◆ **Written instruction**
Gather all lines in the data that hold the string "آسمان".
::::
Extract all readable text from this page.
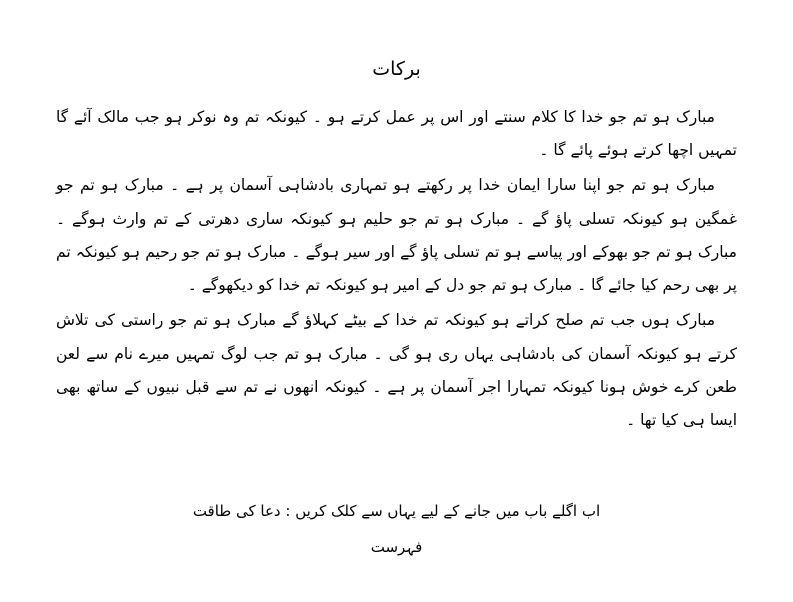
بركات

مبارک ہو تم جو خدا کا کلام سنتے اور اس پر عمل کرتے ہو ۔ کیونکہ تم وہ نوکر ہو جب مالک آئے گا تمہیں اچھا کرتے ہوئے پائے گا ۔

مبارک ہو تم جو اپنا سارا ایمان خدا پر رکھتے ہو تمہاری بادشاہی آسمان پر ہے ۔ مبارک ہو تم جو غمگین ہو کیونکہ تسلی پاؤ گے ۔ مبارک ہو تم جو حلیم ہو کیونکہ ساری دھرتی کے تم وارث ہوگے ۔ مبارک ہو تم جو بھوکے اور پیاسے ہو تم تسلی پاؤ گے اور سیر ہوگے ۔ مبارک ہو تم جو رحیم ہو کیونکہ تم پر بھی رحم کیا جائے گا ۔ مبارک ہو تم جو دل کے امیر ہو کیونکہ تم خدا کو دیکھوگے ۔

مبارک ہوں جب تم صلح کراتے ہو کیونکہ تم خدا کے بیٹے کہلاؤ گے مبارک ہو تم جو راستی کی تلاش کرتے ہو کیونکہ آسمان کی بادشاہی یہاں ری ہو گی ۔ مبارک ہو تم جب لوگ تمہیں میرے نام سے لعن طعن کرے خوش ہونا کیونکہ تمہارا اجر آسمان پر ہے ۔ کیونکہ انھوں نے تم سے قبل نبیوں کے ساتھ بھی ایسا ہی کیا تھا ۔

اب اگلے باب میں جانے کے لیے یہاں سے کلک کریں : دعا کی طاقت
فہرست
::::
◆ **Complete answer**
مبارک ہو تم جو اپنا سارا ایمان خدا پر رکھتے ہو تمہاری بادشاہی آسمان پر ہے ۔ مبارک ہو تم جو غمگین ہو کیونکہ تسلی پاؤ گے ۔ مبارک ہو تم جو حلیم ہو کیونکہ ساری دھرتی کے تم وارث ہوگے ۔ مبارک ہو تم جو بھوکے اور پیاسے ہو تم تسلی پاؤ گے اور سیر ہوگے ۔ مبارک ہو تم جو رحیم ہو کیونکہ تم پر بھی رحم کیا جائے گا ۔ مبارک ہو تم جو دل کے امیر ہو کیونکہ تم خدا کو دیکھوگے ۔
مبارک ہوں جب تم صلح کراتے ہو کیونکہ تم خدا کے بیٹے کہلاؤ گے مبارک ہو تم جو راستی کی تلاش کرتے ہو کیونکہ آسمان کی بادشاہی یہاں ری ہو گی ۔ مبارک ہو تم جب لوگ تمہیں میرے نام سے لعن طعن کرے خوش ہونا کیونکہ تمہارا اجر آسمان پر ہے ۔ کیونکہ انھوں نے تم سے قبل نبیوں کے ساتھ بھی ایسا ہی کیا تھا ۔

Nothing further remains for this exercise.